- _Data provided_
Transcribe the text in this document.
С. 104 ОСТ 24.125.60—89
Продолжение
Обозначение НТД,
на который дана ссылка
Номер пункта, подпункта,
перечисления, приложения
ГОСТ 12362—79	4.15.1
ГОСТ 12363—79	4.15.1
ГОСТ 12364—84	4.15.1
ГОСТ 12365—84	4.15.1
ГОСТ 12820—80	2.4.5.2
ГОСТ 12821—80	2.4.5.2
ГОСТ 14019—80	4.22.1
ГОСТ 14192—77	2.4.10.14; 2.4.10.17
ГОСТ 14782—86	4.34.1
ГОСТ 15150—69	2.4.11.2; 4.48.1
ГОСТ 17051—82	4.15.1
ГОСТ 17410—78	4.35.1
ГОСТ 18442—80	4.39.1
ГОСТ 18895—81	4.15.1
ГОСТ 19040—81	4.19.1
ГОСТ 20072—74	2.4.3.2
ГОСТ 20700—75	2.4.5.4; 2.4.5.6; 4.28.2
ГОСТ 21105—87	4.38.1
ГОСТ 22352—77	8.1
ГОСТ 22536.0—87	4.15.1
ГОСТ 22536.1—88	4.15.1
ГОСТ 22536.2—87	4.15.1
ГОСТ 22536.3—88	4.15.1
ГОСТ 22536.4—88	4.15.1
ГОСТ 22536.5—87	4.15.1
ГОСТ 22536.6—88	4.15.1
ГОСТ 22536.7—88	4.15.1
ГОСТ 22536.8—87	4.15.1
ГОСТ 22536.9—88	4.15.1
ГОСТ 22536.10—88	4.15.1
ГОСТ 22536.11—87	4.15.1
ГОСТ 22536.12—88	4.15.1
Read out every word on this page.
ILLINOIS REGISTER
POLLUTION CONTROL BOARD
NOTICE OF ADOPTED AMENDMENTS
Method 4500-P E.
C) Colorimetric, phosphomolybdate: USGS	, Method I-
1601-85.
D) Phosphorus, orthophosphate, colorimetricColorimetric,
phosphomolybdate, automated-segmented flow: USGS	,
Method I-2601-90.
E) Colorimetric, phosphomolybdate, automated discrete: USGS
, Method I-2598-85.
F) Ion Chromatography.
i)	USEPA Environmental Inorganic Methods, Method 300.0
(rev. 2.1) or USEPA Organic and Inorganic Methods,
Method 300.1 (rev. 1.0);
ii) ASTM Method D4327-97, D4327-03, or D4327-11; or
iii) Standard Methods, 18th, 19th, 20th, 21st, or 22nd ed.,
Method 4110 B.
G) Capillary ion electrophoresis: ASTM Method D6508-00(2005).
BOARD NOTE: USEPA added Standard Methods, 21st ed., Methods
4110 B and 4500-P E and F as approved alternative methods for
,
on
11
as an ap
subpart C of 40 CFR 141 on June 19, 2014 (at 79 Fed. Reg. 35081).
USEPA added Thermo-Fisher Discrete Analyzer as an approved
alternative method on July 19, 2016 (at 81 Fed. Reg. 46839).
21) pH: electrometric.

- _Problem statement_
Write out each line of the data above again, exactly as given.

- _Response_
Transcribe the text in this document.
С. 104 ОСТ 24.125.60—89
Продолжение
Обозначение НТД,
на который дана ссылка
Номер пункта, подпункта,
перечисления, приложения
ГОСТ 12362—79	4.15.1
ГОСТ 12363—79	4.15.1
ГОСТ 12364—84	4.15.1
ГОСТ 12365—84	4.15.1
ГОСТ 12820—80	2.4.5.2
ГОСТ 12821—80	2.4.5.2
ГОСТ 14019—80	4.22.1
ГОСТ 14192—77	2.4.10.14; 2.4.10.17
ГОСТ 14782—86	4.34.1
ГОСТ 15150—69	2.4.11.2; 4.48.1
ГОСТ 17051—82	4.15.1
ГОСТ 17410—78	4.35.1
ГОСТ 18442—80	4.39.1
ГОСТ 18895—81	4.15.1
ГОСТ 19040—81	4.19.1
ГОСТ 20072—74	2.4.3.2
ГОСТ 20700—75	2.4.5.4; 2.4.5.6; 4.28.2
ГОСТ 21105—87	4.38.1
ГОСТ 22352—77	8.1
ГОСТ 22536.0—87	4.15.1
ГОСТ 22536.1—88	4.15.1
ГОСТ 22536.2—87	4.15.1
ГОСТ 22536.3—88	4.15.1
ГОСТ 22536.4—88	4.15.1
ГОСТ 22536.5—87	4.15.1
ГОСТ 22536.6—88	4.15.1
ГОСТ 22536.7—88	4.15.1
ГОСТ 22536.8—87	4.15.1
ГОСТ 22536.9—88	4.15.1
ГОСТ 22536.10—88	4.15.1
ГОСТ 22536.11—87	4.15.1
ГОСТ 22536.12—88	4.15.1
Read out every word on this page.
ILLINOIS REGISTER
POLLUTION CONTROL BOARD
NOTICE OF ADOPTED AMENDMENTS
Method 4500-P E.
C) Colorimetric, phosphomolybdate: USGS	, Method I-
1601-85.
D) Phosphorus, orthophosphate, colorimetricColorimetric,
phosphomolybdate, automated-segmented flow: USGS	,
Method I-2601-90.
E) Colorimetric, phosphomolybdate, automated discrete: USGS
, Method I-2598-85.
F) Ion Chromatography.
i)	USEPA Environmental Inorganic Methods, Method 300.0
(rev. 2.1) or USEPA Organic and Inorganic Methods,
Method 300.1 (rev. 1.0);
ii) ASTM Method D4327-97, D4327-03, or D4327-11; or
iii) Standard Methods, 18th, 19th, 20th, 21st, or 22nd ed.,
Method 4110 B.
G) Capillary ion electrophoresis: ASTM Method D6508-00(2005).
BOARD NOTE: USEPA added Standard Methods, 21st ed., Methods
4110 B and 4500-P E and F as approved alternative methods for
,
on
11
as an ap
subpart C of 40 CFR 141 on June 19, 2014 (at 79 Fed. Reg. 35081).
USEPA added Thermo-Fisher Discrete Analyzer as an approved
alternative method on July 19, 2016 (at 81 Fed. Reg. 46839).
21) pH: electrometric.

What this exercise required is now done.